Selected passage
"""
Stripping namespaces can merge media:content with Atom content
Key collisionWith Strip namespaces on, media:content becomes content, which can collide with Atom's <content> element and merge into an array. Keep Strip namespaces OFF for feeds so the Media RSS, Dublin Core, and iTunes namespaces stay distinct.
guid / id come through with their attributes
ExpectedRSS <guid isPermaLink="false"> parses to {"#text":..,"@isPermaLink":false} (an object) when it has attributes, or a plain string when it does not. Atom <id> is a plain string. Read item.guid?.['#text'] ?? item.guid to handle both shapes.
Frequently asked questions
Does the tool convert RSS dates to ISO-8601?
No. pubDate is returned as the raw RFC-822 string and Atom published/updated as their original ISO-8601 string — there is no date conversion. Parse and sort in your code: new Date(item.pubDate) in JS or dateutil.parser.parse() in Python.
Does it normalise RSS and Atom into one schema?
No. It is a faithful structural parser, not a feed-normalisation library. You get native keys (item/entry, pubDate/published, description/summary). Write a small adapter — there is a ready-made one in the cookbook above — or standardise keys afterward with json-key-renamer.
"""
Records from a data collection
"""
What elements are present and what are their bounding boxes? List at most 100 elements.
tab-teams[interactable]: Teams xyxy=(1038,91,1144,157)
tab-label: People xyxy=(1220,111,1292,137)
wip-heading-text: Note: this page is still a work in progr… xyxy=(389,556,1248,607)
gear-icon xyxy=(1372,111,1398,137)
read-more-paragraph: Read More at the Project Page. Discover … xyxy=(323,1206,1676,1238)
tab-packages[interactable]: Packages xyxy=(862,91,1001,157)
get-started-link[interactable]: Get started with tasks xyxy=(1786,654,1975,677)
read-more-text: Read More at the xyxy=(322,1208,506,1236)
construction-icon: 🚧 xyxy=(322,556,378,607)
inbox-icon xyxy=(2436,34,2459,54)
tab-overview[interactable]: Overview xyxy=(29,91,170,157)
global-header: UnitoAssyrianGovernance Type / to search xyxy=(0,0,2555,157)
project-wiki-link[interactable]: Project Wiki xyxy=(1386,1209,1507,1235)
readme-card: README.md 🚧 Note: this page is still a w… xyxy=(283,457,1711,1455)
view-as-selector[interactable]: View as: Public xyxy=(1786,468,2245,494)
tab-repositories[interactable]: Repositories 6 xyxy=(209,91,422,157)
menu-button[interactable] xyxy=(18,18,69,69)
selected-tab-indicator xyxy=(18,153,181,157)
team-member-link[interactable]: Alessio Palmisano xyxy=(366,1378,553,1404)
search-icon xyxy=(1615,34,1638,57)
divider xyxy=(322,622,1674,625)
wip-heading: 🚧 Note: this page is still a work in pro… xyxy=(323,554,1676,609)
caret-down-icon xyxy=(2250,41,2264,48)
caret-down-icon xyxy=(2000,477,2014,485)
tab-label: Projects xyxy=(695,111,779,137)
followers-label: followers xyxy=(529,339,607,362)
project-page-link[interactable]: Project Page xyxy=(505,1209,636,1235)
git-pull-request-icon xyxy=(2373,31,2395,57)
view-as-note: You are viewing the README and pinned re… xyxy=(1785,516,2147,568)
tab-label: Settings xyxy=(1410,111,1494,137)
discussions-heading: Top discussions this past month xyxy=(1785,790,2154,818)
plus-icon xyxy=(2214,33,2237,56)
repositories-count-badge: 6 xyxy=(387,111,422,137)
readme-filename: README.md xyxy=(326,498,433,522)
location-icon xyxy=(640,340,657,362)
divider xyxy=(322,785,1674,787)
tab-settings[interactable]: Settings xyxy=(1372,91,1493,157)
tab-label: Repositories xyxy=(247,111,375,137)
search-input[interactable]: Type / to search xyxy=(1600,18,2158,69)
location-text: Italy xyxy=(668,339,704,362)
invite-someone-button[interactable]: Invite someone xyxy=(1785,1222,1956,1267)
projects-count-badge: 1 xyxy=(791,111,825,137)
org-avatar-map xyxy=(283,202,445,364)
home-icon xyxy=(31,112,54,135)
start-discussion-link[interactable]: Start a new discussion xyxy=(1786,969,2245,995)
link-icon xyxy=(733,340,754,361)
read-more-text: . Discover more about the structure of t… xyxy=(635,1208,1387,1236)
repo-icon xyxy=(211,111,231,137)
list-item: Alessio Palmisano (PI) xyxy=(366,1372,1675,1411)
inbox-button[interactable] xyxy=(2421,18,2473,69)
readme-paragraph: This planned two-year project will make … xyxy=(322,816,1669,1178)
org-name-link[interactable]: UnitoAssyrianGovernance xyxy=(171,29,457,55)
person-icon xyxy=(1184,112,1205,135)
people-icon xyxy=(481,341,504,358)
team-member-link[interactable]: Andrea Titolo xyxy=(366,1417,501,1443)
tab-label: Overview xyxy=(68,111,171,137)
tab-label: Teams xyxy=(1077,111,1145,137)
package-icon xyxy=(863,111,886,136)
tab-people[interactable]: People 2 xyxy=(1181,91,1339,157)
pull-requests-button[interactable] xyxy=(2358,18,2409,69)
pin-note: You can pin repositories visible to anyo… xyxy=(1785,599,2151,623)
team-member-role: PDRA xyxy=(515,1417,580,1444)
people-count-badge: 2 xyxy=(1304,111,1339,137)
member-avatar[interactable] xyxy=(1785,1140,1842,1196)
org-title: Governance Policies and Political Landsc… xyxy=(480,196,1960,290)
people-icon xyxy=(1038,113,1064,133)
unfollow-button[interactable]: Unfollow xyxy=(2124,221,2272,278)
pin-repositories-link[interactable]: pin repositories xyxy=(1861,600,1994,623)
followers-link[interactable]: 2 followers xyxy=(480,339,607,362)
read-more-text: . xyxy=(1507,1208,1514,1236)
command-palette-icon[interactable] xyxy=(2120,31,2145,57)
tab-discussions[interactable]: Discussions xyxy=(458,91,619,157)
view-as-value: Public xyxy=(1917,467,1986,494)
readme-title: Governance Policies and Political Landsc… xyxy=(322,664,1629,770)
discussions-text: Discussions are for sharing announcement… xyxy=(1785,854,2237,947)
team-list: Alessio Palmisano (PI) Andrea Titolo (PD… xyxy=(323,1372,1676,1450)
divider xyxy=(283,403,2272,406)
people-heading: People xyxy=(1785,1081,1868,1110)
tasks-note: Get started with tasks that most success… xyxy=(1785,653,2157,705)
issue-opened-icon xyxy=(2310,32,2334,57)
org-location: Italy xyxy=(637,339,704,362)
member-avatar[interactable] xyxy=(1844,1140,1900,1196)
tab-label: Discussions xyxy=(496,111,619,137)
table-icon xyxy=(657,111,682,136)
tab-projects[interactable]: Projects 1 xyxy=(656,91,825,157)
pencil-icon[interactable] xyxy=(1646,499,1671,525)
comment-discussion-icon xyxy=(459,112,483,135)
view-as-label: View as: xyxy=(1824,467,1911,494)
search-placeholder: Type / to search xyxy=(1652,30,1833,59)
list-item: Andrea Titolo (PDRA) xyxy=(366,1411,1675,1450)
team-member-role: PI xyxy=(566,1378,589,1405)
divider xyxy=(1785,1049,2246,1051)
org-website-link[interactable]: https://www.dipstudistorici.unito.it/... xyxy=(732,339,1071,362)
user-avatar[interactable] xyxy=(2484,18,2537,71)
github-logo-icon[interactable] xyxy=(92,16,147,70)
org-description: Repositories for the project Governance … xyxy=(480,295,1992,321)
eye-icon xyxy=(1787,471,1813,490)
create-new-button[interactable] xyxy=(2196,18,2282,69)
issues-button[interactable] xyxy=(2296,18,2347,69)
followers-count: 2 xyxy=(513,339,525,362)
"""
Required actions
1. In the feed-parsing notes, rewrite the paragraph beginning "No. pubDate is returned as the raw RFC-822 string" as a short bulleted list that keeps its main facts.
2. Answer these questions from the feed-parsing notes:
(a) With Strip namespaces on, what does media:content become?
(b) How is an Atom <id> parsed?
(c) Which tool is named for standardizing keys afterward?

Your written answers
1.
- RSS pubDate is returned as its raw RFC-822 string.
- Atom published/updated are returned as their original ISO-8601 string.
- The tool performs no date conversion.
- Parse and sort dates in your own code: new Date(item.pubDate) in JS or dateutil.parser.parse() in Python.

2.
(a) It becomes content.
(b) As a plain string.
(c) json-key-renamer.